> [Task to carry out]
Output every line of the material exactly, omitting images.

(Stored records)
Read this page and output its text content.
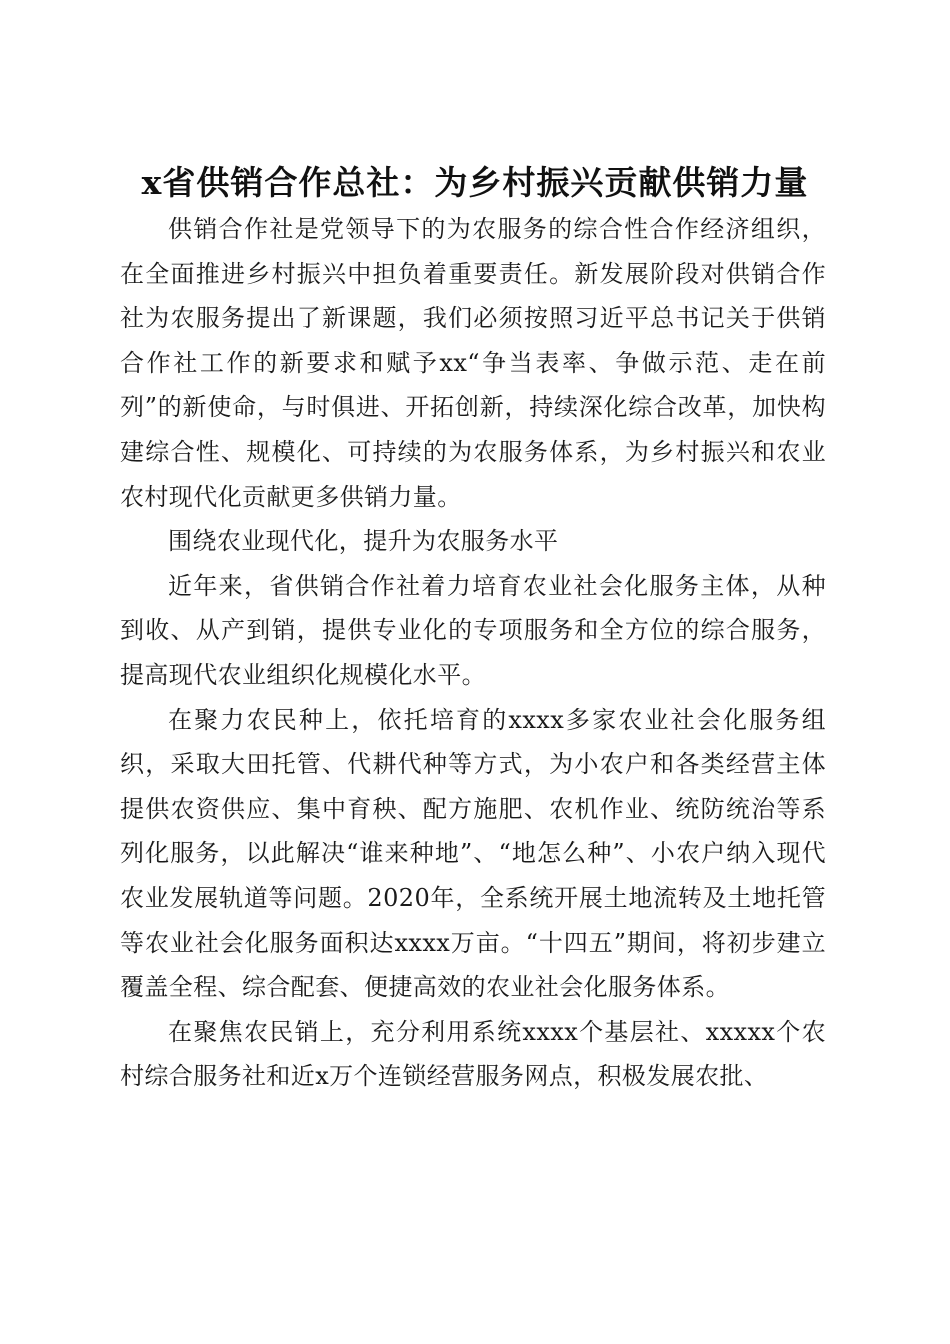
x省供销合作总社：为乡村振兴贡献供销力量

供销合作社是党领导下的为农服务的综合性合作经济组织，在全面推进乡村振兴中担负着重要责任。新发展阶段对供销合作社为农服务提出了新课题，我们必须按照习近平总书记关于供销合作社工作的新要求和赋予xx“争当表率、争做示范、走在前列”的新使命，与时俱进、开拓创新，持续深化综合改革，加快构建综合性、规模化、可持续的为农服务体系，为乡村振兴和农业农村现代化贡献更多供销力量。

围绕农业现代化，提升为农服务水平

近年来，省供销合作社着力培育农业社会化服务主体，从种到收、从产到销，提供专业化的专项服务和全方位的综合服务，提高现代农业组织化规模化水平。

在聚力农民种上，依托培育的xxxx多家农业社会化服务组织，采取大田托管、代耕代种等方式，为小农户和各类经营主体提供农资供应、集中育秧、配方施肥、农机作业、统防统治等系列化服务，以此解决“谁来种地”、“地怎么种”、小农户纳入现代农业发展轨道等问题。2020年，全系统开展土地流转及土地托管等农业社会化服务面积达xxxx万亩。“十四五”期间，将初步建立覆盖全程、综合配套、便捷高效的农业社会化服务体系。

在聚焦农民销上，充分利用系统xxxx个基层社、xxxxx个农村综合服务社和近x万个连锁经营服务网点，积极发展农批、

> [Completed exercise]
Read this page and output its text content.
x省供销合作总社：为乡村振兴贡献供销力量

供销合作社是党领导下的为农服务的综合性合作经济组织，在全面推进乡村振兴中担负着重要责任。新发展阶段对供销合作社为农服务提出了新课题，我们必须按照习近平总书记关于供销合作社工作的新要求和赋予xx“争当表率、争做示范、走在前列”的新使命，与时俱进、开拓创新，持续深化综合改革，加快构建综合性、规模化、可持续的为农服务体系，为乡村振兴和农业农村现代化贡献更多供销力量。

围绕农业现代化，提升为农服务水平

近年来，省供销合作社着力培育农业社会化服务主体，从种到收、从产到销，提供专业化的专项服务和全方位的综合服务，提高现代农业组织化规模化水平。

在聚力农民种上，依托培育的xxxx多家农业社会化服务组织，采取大田托管、代耕代种等方式，为小农户和各类经营主体提供农资供应、集中育秧、配方施肥、农机作业、统防统治等系列化服务，以此解决“谁来种地”、“地怎么种”、小农户纳入现代农业发展轨道等问题。2020年，全系统开展土地流转及土地托管等农业社会化服务面积达xxxx万亩。“十四五”期间，将初步建立覆盖全程、综合配套、便捷高效的农业社会化服务体系。

在聚焦农民销上，充分利用系统xxxx个基层社、xxxxx个农村综合服务社和近x万个连锁经营服务网点，积极发展农批、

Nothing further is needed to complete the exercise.